Records:
Begin

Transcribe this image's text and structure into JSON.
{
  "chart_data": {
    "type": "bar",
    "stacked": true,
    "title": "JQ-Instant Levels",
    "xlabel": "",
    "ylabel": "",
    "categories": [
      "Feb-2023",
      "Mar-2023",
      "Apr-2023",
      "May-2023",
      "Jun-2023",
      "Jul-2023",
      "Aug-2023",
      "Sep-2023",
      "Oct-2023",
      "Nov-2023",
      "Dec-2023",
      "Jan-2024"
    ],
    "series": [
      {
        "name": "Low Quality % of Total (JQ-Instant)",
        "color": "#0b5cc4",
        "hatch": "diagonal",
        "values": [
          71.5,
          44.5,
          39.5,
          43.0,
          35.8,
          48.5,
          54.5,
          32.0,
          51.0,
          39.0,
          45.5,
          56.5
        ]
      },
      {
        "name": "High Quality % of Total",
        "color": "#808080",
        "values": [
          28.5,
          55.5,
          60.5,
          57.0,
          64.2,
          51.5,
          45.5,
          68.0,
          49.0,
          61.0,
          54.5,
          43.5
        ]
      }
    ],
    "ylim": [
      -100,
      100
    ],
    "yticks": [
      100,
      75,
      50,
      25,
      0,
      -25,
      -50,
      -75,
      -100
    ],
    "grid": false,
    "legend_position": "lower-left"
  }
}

End

### Objective
Output the lines above verbatim and in full.

### Answer in full
Transcribe this image's text and structure into JSON.
{
  "chart_data": {
    "type": "bar",
    "stacked": true,
    "title": "JQ-Instant Levels",
    "xlabel": "",
    "ylabel": "",
    "categories": [
      "Feb-2023",
      "Mar-2023",
      "Apr-2023",
      "May-2023",
      "Jun-2023",
      "Jul-2023",
      "Aug-2023",
      "Sep-2023",
      "Oct-2023",
      "Nov-2023",
      "Dec-2023",
      "Jan-2024"
    ],
    "series": [
      {
        "name": "Low Quality % of Total (JQ-Instant)",
        "color": "#0b5cc4",
        "hatch": "diagonal",
        "values": [
          71.5,
          44.5,
          39.5,
          43.0,
          35.8,
          48.5,
          54.5,
          32.0,
          51.0,
          39.0,
          45.5,
          56.5
        ]
      },
      {
        "name": "High Quality % of Total",
        "color": "#808080",
        "values": [
          28.5,
          55.5,
          60.5,
          57.0,
          64.2,
          51.5,
          45.5,
          68.0,
          49.0,
          61.0,
          54.5,
          43.5
        ]
      }
    ],
    "ylim": [
      -100,
      100
    ],
    "yticks": [
      100,
      75,
      50,
      25,
      0,
      -25,
      -50,
      -75,
      -100
    ],
    "grid": false,
    "legend_position": "lower-left"
  }
}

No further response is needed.